(Rows from a dataset)
════════
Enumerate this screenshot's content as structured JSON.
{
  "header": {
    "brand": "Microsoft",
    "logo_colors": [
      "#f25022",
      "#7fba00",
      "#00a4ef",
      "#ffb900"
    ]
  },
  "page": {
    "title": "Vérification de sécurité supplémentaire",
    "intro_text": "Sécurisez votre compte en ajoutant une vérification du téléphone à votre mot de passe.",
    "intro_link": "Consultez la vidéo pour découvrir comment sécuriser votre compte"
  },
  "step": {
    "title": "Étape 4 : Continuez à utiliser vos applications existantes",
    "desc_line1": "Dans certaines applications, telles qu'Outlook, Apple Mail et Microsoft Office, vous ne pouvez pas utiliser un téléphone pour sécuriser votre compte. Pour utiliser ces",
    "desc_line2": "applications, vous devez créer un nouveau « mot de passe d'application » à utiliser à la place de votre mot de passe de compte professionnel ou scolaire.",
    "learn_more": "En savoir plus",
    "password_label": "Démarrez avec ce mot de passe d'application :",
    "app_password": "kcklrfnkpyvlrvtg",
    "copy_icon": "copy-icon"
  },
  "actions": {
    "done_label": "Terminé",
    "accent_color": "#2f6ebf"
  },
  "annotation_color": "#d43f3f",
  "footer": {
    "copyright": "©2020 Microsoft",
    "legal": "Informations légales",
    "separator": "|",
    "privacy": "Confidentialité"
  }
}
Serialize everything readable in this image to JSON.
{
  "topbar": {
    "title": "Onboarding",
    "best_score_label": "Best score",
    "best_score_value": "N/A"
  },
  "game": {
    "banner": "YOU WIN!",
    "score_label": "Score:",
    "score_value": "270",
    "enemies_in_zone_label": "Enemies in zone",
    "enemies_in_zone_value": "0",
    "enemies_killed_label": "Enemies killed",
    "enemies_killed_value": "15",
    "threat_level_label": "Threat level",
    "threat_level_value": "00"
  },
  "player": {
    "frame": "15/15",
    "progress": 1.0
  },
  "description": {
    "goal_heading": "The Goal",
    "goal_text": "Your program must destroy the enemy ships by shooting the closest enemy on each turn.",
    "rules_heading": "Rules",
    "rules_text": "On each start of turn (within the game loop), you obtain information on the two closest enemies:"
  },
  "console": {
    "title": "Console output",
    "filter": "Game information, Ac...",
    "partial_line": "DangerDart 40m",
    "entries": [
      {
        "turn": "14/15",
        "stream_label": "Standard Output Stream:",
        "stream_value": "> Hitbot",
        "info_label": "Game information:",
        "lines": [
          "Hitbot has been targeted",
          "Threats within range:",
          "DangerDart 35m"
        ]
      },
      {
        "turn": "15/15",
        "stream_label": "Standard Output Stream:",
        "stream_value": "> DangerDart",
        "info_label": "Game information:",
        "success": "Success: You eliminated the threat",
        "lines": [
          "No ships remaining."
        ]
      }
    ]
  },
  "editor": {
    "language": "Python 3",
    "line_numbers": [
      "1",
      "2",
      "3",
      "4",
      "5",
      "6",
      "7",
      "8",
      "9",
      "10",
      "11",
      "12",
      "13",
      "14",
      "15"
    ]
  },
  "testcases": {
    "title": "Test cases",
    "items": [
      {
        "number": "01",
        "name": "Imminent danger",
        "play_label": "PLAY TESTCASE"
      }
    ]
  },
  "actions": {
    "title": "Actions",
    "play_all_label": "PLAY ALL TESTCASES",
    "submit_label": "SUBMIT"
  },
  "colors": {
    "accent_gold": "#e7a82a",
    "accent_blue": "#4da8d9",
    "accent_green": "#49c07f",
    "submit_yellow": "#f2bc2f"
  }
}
════════
[TASK DETAILS]: Identify all lines in the records above with the word "Hitbot".

[SOLUTION FOR THIS TASK]:
        "stream_value": "> Hitbot",
          "Hitbot has been targeted",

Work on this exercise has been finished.